# Exercise aim
Can you retype every record below exactly as written?

(Extracts from a graphics dataset)
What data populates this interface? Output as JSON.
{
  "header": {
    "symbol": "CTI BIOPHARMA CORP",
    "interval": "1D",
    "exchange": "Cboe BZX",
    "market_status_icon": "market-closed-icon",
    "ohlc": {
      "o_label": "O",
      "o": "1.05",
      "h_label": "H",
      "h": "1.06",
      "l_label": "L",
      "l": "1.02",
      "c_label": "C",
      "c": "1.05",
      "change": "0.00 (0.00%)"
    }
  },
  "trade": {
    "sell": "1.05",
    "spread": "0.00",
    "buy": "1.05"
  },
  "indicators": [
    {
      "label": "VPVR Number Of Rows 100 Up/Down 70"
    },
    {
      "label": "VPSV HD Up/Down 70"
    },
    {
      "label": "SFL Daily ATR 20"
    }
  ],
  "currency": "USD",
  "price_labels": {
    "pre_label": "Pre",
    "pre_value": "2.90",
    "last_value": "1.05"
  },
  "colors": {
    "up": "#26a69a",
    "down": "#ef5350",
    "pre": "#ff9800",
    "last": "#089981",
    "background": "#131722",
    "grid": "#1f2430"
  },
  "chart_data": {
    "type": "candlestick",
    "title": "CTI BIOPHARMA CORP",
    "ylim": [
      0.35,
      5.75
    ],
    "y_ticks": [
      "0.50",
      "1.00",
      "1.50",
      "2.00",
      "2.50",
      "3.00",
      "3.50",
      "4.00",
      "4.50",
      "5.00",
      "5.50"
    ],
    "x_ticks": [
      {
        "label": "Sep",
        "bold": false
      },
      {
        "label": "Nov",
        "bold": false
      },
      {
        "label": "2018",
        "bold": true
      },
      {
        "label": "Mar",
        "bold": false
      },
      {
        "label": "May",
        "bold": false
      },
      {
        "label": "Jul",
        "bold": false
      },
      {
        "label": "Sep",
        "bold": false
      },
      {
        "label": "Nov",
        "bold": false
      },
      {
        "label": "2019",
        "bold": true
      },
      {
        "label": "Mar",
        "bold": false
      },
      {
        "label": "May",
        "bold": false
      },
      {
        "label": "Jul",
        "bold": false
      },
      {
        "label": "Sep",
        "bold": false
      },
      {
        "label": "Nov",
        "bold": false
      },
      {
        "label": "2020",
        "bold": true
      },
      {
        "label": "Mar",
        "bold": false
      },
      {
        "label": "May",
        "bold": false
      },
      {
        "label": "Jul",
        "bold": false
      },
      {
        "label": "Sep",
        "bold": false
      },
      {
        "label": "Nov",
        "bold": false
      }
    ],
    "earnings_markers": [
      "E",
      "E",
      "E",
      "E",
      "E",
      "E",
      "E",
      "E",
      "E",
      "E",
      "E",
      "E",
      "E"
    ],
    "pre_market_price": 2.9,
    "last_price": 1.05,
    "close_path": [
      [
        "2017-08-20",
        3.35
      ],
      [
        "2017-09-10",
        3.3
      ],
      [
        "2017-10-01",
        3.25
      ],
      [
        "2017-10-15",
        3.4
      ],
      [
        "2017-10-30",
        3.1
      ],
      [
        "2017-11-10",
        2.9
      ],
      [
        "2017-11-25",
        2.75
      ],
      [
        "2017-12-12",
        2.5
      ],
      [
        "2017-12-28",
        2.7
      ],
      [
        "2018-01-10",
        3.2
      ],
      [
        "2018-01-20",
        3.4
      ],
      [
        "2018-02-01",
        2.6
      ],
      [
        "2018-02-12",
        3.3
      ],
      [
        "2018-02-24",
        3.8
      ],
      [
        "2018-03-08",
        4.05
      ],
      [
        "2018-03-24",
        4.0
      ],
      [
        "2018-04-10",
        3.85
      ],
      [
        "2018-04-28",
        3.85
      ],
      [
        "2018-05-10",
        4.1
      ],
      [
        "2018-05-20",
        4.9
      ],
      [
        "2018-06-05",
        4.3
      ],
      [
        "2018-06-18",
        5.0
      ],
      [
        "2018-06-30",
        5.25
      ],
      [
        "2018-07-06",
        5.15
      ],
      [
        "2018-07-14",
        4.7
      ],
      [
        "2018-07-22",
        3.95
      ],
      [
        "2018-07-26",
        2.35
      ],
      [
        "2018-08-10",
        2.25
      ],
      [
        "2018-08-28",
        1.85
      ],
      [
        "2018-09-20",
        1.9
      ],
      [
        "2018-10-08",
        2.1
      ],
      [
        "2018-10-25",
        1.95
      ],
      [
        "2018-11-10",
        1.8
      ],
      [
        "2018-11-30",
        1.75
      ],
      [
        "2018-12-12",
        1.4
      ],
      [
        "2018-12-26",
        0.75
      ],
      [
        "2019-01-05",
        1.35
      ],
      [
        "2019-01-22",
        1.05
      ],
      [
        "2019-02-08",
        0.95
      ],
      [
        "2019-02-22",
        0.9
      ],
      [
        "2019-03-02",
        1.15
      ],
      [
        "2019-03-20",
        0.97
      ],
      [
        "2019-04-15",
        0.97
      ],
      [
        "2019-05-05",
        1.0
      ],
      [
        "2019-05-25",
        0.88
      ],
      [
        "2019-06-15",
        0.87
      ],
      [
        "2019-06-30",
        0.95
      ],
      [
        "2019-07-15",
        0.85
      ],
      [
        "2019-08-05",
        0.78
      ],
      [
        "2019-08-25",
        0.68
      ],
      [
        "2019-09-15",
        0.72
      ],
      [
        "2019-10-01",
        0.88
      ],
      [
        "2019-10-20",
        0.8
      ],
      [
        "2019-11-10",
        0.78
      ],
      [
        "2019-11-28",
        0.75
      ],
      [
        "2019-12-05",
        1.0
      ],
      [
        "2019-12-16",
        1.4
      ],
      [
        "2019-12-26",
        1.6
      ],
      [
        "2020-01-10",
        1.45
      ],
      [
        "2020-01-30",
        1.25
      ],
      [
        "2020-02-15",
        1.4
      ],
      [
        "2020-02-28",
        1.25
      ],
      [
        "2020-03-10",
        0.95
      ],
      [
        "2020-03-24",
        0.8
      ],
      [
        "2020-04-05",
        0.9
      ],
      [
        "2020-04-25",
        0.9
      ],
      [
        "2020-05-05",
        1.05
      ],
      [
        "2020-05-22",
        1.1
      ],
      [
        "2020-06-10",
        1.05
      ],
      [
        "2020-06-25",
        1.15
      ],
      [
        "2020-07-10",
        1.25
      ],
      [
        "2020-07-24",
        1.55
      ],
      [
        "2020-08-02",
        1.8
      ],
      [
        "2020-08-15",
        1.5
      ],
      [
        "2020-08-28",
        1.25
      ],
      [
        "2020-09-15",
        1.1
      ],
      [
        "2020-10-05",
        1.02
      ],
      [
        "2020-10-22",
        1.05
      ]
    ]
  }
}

# Result
What data populates this interface? Output as JSON.
{
  "header": {
    "symbol": "CTI BIOPHARMA CORP",
    "interval": "1D",
    "exchange": "Cboe BZX",
    "market_status_icon": "market-closed-icon",
    "ohlc": {
      "o_label": "O",
      "o": "1.05",
      "h_label": "H",
      "h": "1.06",
      "l_label": "L",
      "l": "1.02",
      "c_label": "C",
      "c": "1.05",
      "change": "0.00 (0.00%)"
    }
  },
  "trade": {
    "sell": "1.05",
    "spread": "0.00",
    "buy": "1.05"
  },
  "indicators": [
    {
      "label": "VPVR Number Of Rows 100 Up/Down 70"
    },
    {
      "label": "VPSV HD Up/Down 70"
    },
    {
      "label": "SFL Daily ATR 20"
    }
  ],
  "currency": "USD",
  "price_labels": {
    "pre_label": "Pre",
    "pre_value": "2.90",
    "last_value": "1.05"
  },
  "colors": {
    "up": "#26a69a",
    "down": "#ef5350",
    "pre": "#ff9800",
    "last": "#089981",
    "background": "#131722",
    "grid": "#1f2430"
  },
  "chart_data": {
    "type": "candlestick",
    "title": "CTI BIOPHARMA CORP",
    "ylim": [
      0.35,
      5.75
    ],
    "y_ticks": [
      "0.50",
      "1.00",
      "1.50",
      "2.00",
      "2.50",
      "3.00",
      "3.50",
      "4.00",
      "4.50",
      "5.00",
      "5.50"
    ],
    "x_ticks": [
      {
        "label": "Sep",
        "bold": false
      },
      {
        "label": "Nov",
        "bold": false
      },
      {
        "label": "2018",
        "bold": true
      },
      {
        "label": "Mar",
        "bold": false
      },
      {
        "label": "May",
        "bold": false
      },
      {
        "label": "Jul",
        "bold": false
      },
      {
        "label": "Sep",
        "bold": false
      },
      {
        "label": "Nov",
        "bold": false
      },
      {
        "label": "2019",
        "bold": true
      },
      {
        "label": "Mar",
        "bold": false
      },
      {
        "label": "May",
        "bold": false
      },
      {
        "label": "Jul",
        "bold": false
      },
      {
        "label": "Sep",
        "bold": false
      },
      {
        "label": "Nov",
        "bold": false
      },
      {
        "label": "2020",
        "bold": true
      },
      {
        "label": "Mar",
        "bold": false
      },
      {
        "label": "May",
        "bold": false
      },
      {
        "label": "Jul",
        "bold": false
      },
      {
        "label": "Sep",
        "bold": false
      },
      {
        "label": "Nov",
        "bold": false
      }
    ],
    "earnings_markers": [
      "E",
      "E",
      "E",
      "E",
      "E",
      "E",
      "E",
      "E",
      "E",
      "E",
      "E",
      "E",
      "E"
    ],
    "pre_market_price": 2.9,
    "last_price": 1.05,
    "close_path": [
      [
        "2017-08-20",
        3.35
      ],
      [
        "2017-09-10",
        3.3
      ],
      [
        "2017-10-01",
        3.25
      ],
      [
        "2017-10-15",
        3.4
      ],
      [
        "2017-10-30",
        3.1
      ],
      [
        "2017-11-10",
        2.9
      ],
      [
        "2017-11-25",
        2.75
      ],
      [
        "2017-12-12",
        2.5
      ],
      [
        "2017-12-28",
        2.7
      ],
      [
        "2018-01-10",
        3.2
      ],
      [
        "2018-01-20",
        3.4
      ],
      [
        "2018-02-01",
        2.6
      ],
      [
        "2018-02-12",
        3.3
      ],
      [
        "2018-02-24",
        3.8
      ],
      [
        "2018-03-08",
        4.05
      ],
      [
        "2018-03-24",
        4.0
      ],
      [
        "2018-04-10",
        3.85
      ],
      [
        "2018-04-28",
        3.85
      ],
      [
        "2018-05-10",
        4.1
      ],
      [
        "2018-05-20",
        4.9
      ],
      [
        "2018-06-05",
        4.3
      ],
      [
        "2018-06-18",
        5.0
      ],
      [
        "2018-06-30",
        5.25
      ],
      [
        "2018-07-06",
        5.15
      ],
      [
        "2018-07-14",
        4.7
      ],
      [
        "2018-07-22",
        3.95
      ],
      [
        "2018-07-26",
        2.35
      ],
      [
        "2018-08-10",
        2.25
      ],
      [
        "2018-08-28",
        1.85
      ],
      [
        "2018-09-20",
        1.9
      ],
      [
        "2018-10-08",
        2.1
      ],
      [
        "2018-10-25",
        1.95
      ],
      [
        "2018-11-10",
        1.8
      ],
      [
        "2018-11-30",
        1.75
      ],
      [
        "2018-12-12",
        1.4
      ],
      [
        "2018-12-26",
        0.75
      ],
      [
        "2019-01-05",
        1.35
      ],
      [
        "2019-01-22",
        1.05
      ],
      [
        "2019-02-08",
        0.95
      ],
      [
        "2019-02-22",
        0.9
      ],
      [
        "2019-03-02",
        1.15
      ],
      [
        "2019-03-20",
        0.97
      ],
      [
        "2019-04-15",
        0.97
      ],
      [
        "2019-05-05",
        1.0
      ],
      [
        "2019-05-25",
        0.88
      ],
      [
        "2019-06-15",
        0.87
      ],
      [
        "2019-06-30",
        0.95
      ],
      [
        "2019-07-15",
        0.85
      ],
      [
        "2019-08-05",
        0.78
      ],
      [
        "2019-08-25",
        0.68
      ],
      [
        "2019-09-15",
        0.72
      ],
      [
        "2019-10-01",
        0.88
      ],
      [
        "2019-10-20",
        0.8
      ],
      [
        "2019-11-10",
        0.78
      ],
      [
        "2019-11-28",
        0.75
      ],
      [
        "2019-12-05",
        1.0
      ],
      [
        "2019-12-16",
        1.4
      ],
      [
        "2019-12-26",
        1.6
      ],
      [
        "2020-01-10",
        1.45
      ],
      [
        "2020-01-30",
        1.25
      ],
      [
        "2020-02-15",
        1.4
      ],
      [
        "2020-02-28",
        1.25
      ],
      [
        "2020-03-10",
        0.95
      ],
      [
        "2020-03-24",
        0.8
      ],
      [
        "2020-04-05",
        0.9
      ],
      [
        "2020-04-25",
        0.9
      ],
      [
        "2020-05-05",
        1.05
      ],
      [
        "2020-05-22",
        1.1
      ],
      [
        "2020-06-10",
        1.05
      ],
      [
        "2020-06-25",
        1.15
      ],
      [
        "2020-07-10",
        1.25
      ],
      [
        "2020-07-24",
        1.55
      ],
      [
        "2020-08-02",
        1.8
      ],
      [
        "2020-08-15",
        1.5
      ],
      [
        "2020-08-28",
        1.25
      ],
      [
        "2020-09-15",
        1.1
      ],
      [
        "2020-10-05",
        1.02
      ],
      [
        "2020-10-22",
        1.05
      ]
    ]
  }
}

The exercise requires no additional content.